**TASK A:** Please sum up the text about fraternity chapter controversies in two sentences.
**TASK B:** Continue the text about fraternity chapter controversies from its final sentence.

**TEXT SHOWN:**
------------------------

In April 2016, the fraternity's Tulane University chapter in New Orleans, Louisiana, constructed a sand-bag wall around its house that contained spray-painted slogans in reference to Republican presidential candidate Donald Trump's proposal to build a wall between the U.S. and Mexico. The chapter said that the wall had been built for an annual "capture the flag" game and that the pro-Trump slogans were satirical and not in support of the candidate or his message. Some students protested that the wall was offensive and anti-immigrant or anti-Latino. The wall was later forcefully dismantled, allegedly in part by members of the Tulane football team.

Local chapter and individual member misconduct 
In 1980, several students at Vanderbilt University including Graham Matthews, an African-American graduate student in the divinity school, decided to hold Nat Turner Day to protest the fraternity's celebration of Old South Day, when KA brothers dressed as CSA personnel. The university administrators sided with KA, banned Nat Turner Day, and let KA parade in their Confederate costumes. Michael Patton, now a philosophy professor at the University of Montevallo, "put on a cap with antlers"; he was called a homophobic slur and beaten up by the KA chapter.

In 1997, a former pledge at Texas A&M University had to have a testicle surgically removed due to a fraternity member giving him a "super wedgie." This same year a pet goat was shot and killed with a gun in front of pledges at the fraternity's chapter house. One fraternity member was indicted for the incident.

In 2008, the fraternity chapter at Midwestern State University was suspended for three years after a pledge almost died due to alcohol poisoning under the fraternity's supervision.

In 2011, the chapter at Georgetown College was suspended by the national office of the fraternity after several members allegedly shouted racial slurs at a minority student on campus during an event in which members run through campus in their boxer shorts and shout in front of women's dormitories, though no one willing to testify to this incident proved willing to step forward in the subsequent days.  The national office also issued a public apology on behalf of the chapter. An African-American student who unsuccessfully demanded that the chapter take down a Confederate flag in the aftermath of the incident was suspended, however, for brandishing a toy gun.
In 2020, the chapter was suspended for a minimum of four years for "racial prejudice, gender discrimination, misogyny, and threatening behavior".

------------------------

**LISTED ENTRIES:**
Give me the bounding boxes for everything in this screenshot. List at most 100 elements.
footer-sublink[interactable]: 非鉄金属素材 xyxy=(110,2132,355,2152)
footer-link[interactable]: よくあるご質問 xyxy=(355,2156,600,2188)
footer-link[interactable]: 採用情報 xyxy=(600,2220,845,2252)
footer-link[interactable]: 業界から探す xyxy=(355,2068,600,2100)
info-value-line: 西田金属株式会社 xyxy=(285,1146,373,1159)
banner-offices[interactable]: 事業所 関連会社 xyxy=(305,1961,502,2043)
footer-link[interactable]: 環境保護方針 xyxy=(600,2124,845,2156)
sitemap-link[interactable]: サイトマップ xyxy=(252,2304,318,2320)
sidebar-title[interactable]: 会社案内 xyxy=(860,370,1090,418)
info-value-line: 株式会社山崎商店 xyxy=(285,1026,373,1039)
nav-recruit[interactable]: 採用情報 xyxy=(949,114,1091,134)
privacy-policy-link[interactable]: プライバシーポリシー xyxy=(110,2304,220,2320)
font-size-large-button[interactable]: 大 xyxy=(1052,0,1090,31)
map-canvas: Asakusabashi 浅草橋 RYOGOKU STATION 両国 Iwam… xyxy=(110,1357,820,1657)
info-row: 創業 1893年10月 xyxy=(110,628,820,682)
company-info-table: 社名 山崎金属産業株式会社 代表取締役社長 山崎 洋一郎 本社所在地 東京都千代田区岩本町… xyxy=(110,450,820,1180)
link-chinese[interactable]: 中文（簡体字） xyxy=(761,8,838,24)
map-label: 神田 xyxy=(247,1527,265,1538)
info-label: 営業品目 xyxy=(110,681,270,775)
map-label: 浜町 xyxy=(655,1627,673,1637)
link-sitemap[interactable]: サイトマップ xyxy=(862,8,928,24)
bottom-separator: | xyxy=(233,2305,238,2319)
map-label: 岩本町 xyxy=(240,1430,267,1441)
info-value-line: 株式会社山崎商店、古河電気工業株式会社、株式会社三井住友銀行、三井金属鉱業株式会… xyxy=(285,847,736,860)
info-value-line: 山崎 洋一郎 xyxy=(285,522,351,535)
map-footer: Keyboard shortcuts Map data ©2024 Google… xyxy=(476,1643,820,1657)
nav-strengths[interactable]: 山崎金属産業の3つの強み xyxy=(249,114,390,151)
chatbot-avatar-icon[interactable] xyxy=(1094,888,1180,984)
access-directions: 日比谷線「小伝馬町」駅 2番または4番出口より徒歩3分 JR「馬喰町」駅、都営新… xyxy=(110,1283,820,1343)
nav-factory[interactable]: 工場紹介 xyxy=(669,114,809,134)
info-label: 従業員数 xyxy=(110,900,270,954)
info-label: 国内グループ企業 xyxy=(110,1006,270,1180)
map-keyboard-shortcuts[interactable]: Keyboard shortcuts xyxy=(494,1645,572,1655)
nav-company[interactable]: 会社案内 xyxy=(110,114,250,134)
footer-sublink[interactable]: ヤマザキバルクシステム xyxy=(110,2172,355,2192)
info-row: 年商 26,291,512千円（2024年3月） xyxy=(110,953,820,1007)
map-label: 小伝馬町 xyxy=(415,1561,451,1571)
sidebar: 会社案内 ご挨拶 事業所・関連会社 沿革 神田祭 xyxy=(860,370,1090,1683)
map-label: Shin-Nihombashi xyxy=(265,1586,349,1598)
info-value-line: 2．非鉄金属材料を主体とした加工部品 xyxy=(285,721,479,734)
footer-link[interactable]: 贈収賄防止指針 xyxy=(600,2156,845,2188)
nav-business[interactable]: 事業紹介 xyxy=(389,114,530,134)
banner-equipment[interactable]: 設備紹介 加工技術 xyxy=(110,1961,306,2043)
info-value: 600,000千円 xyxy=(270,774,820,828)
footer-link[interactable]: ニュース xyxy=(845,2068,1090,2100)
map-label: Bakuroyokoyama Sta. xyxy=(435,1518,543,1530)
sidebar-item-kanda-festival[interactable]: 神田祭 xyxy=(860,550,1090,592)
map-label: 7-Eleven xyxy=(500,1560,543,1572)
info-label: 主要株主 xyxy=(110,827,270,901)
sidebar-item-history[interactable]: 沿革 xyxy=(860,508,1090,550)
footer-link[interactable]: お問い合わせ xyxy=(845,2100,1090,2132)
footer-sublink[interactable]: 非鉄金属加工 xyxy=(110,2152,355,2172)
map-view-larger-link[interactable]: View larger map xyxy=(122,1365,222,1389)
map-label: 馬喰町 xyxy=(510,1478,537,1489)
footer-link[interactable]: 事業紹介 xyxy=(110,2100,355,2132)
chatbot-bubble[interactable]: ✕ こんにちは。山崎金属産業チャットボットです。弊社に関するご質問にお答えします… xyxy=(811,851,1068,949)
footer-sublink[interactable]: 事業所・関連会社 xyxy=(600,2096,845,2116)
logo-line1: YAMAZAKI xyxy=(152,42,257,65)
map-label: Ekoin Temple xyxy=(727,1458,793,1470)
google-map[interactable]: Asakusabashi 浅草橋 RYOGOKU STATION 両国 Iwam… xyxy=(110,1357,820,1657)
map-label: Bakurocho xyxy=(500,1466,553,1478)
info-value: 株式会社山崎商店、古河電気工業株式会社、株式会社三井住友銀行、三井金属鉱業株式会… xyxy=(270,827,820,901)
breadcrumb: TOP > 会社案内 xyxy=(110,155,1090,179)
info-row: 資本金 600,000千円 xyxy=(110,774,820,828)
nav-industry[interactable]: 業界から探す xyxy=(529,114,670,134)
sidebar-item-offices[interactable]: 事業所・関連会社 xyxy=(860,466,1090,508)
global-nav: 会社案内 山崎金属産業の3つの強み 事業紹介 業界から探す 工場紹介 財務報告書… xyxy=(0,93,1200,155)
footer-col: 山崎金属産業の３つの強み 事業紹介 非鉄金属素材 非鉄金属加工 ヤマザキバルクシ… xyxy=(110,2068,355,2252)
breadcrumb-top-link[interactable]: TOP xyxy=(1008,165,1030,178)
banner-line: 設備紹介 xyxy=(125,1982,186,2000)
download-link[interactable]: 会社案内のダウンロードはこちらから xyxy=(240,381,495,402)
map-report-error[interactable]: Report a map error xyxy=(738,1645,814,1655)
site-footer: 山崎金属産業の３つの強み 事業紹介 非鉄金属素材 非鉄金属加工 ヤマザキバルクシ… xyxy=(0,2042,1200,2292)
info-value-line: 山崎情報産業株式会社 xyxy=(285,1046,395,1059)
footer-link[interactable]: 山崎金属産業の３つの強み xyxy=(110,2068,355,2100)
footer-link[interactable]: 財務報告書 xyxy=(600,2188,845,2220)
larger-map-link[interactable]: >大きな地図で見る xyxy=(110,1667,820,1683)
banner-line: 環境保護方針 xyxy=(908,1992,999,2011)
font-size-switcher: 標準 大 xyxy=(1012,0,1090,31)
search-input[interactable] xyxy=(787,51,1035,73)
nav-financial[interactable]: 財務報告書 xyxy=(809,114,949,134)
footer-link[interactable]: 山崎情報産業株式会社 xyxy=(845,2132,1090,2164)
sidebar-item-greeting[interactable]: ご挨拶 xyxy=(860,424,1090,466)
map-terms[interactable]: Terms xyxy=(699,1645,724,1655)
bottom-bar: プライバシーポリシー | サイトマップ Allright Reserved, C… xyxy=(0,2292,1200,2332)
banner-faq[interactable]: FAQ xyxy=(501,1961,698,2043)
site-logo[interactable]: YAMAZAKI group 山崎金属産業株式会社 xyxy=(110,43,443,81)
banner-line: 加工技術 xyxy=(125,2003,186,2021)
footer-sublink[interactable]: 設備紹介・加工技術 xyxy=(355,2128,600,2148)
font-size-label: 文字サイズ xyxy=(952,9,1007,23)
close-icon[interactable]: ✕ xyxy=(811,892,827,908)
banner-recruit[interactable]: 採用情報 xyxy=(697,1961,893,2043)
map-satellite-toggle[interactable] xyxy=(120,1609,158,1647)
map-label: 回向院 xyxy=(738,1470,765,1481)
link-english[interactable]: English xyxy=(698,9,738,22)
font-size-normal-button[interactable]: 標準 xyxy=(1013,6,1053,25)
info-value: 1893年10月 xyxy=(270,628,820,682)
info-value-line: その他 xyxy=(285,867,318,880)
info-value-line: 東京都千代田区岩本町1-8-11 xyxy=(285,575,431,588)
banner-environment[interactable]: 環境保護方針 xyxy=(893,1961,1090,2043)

------------------------

**YOUR RESPONSE A:** In April 2016, the fraternity's Tulane University chapter built a sand-bag wall with pro-Trump slogans that it called satirical, drawing student protests before the wall was forcefully dismantled. The text also lists misconduct by chapters and members, including a 1980 beating at Vanderbilt University, a 1997 hazing injury and goat shooting at Texas A&M University, a 2008 suspension at Midwestern State University after a pledge nearly died of alcohol poisoning, and a 2011 suspension at Georgetown College over alleged racial slurs.

**YOUR RESPONSE B:**
In 2011, an investigation was started after a fraternity member fired a shotgun inside the University of Texas at Austin's chapter house. Following claims by the fraternity that the chapter had hazed pledges, hired adult performers for multiple live sex shows, and broken other fraternity rules, the fraternity suspended the chapter for one year. The chapter refuted the hazing allegation as minor and unsupported by evidence, and broke-ties with the national organization, forming a new fraternity, Texas Omicron. Kappa Alpha Order then sued Texas Omicron, unsuccessfully, for dues and other monies, as well as furnishings from the chapter house.

In 2013, the fraternity at the University of Virginia was temporarily suspended due to several serious allegations of hazing and misconduct.

In 2015, Jonathan Ford, the son of Alabama State Representative Craig Ford and a former football recruit at Birmingham-Southern College, sued the fraternity for hazing and injuries he says he sustained while pledging which resulted in his football career ending prematurely.

In 2015, the fraternity chapter at Virginia Wesleyan College was suspended for at least four years by the national organization. An investigation by the school determined that hazing had occurred in violation of school policy, but that it was not criminal.

In 2015, the chapter at Emory University was suspended for three years due to violating anti-hazing policies.

In 2016, the chapter at the University of Richmond was suspended after a strongly sexist and offensive email sent by the fraternity was reported to the university.

In 2016, the chapter at the University of Missouri was placed on suspension and investigation after a freshman pledging was hospitalized due to a hazing incident that involved drinking excessive amounts of alcohol with the purported purpose of somehow validating his manhood.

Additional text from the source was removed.